Task prompt:
Copy each line holding the string "Tenant".

Entries provided:
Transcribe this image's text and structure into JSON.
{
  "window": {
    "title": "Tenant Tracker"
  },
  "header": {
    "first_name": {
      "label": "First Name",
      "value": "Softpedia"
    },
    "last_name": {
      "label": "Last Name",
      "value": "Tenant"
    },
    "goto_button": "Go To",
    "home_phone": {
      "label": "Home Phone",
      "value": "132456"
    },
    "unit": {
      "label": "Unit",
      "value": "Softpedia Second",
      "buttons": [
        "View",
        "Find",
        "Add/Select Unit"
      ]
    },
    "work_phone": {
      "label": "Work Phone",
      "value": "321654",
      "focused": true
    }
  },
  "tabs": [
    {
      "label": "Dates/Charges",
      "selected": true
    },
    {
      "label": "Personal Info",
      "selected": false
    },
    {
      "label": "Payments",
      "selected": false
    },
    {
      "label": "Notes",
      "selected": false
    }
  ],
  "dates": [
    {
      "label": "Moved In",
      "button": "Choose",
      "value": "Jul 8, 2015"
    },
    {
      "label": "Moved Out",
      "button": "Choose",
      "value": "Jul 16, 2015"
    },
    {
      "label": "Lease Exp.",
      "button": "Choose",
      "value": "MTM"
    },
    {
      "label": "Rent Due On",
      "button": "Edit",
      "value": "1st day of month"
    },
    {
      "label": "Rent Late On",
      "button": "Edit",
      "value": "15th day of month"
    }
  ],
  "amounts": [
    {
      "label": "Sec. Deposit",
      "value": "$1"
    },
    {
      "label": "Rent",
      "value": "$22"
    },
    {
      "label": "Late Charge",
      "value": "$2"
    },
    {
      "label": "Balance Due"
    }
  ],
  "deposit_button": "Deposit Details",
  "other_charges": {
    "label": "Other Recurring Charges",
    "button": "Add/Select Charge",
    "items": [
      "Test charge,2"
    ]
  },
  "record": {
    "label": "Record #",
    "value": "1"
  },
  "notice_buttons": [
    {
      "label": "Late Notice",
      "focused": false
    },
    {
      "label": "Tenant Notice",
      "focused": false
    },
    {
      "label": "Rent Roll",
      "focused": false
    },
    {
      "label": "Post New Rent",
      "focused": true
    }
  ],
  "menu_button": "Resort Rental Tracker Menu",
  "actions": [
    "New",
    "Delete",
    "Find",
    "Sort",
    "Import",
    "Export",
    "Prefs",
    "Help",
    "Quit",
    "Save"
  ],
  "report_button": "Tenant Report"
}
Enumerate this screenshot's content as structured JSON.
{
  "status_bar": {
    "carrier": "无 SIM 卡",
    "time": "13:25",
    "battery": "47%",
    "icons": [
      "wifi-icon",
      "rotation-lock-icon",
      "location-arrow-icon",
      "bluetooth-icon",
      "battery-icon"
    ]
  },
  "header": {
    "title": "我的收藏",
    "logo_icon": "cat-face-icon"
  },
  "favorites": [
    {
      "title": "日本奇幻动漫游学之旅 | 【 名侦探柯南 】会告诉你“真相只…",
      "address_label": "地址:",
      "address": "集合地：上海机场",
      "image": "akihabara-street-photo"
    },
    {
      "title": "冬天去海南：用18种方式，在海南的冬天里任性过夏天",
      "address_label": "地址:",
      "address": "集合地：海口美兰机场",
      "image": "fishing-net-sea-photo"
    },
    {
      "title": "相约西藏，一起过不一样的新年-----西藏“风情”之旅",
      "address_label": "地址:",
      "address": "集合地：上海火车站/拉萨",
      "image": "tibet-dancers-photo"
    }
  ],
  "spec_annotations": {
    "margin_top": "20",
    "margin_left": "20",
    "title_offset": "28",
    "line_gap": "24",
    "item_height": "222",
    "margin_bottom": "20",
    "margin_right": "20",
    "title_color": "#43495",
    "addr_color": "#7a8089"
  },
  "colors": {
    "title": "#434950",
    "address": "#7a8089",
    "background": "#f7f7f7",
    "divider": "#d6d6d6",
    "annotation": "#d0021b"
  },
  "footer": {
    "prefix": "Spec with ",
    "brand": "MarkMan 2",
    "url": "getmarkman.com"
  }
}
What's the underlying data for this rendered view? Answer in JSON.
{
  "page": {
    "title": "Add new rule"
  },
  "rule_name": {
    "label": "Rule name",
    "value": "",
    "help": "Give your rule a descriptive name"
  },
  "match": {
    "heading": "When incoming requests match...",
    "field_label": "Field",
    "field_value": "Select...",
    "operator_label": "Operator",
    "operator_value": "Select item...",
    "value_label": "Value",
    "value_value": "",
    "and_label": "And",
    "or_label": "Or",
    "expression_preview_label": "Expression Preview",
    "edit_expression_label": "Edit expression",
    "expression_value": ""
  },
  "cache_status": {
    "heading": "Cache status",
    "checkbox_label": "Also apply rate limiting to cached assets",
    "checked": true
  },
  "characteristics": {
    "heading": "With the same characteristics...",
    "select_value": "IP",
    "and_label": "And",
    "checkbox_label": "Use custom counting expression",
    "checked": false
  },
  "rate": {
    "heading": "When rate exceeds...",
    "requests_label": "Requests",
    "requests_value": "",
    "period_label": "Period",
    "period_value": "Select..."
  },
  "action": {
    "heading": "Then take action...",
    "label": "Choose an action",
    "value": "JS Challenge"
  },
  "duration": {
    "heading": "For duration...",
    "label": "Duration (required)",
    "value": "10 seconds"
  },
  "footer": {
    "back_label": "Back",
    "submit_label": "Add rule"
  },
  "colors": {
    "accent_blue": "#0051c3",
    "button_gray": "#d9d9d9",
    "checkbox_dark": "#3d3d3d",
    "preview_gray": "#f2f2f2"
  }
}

Exercise response:
    "title": "Tenant Tracker"
      "value": "Tenant"
      "label": "Tenant Notice",
  "report_button": "Tenant Report"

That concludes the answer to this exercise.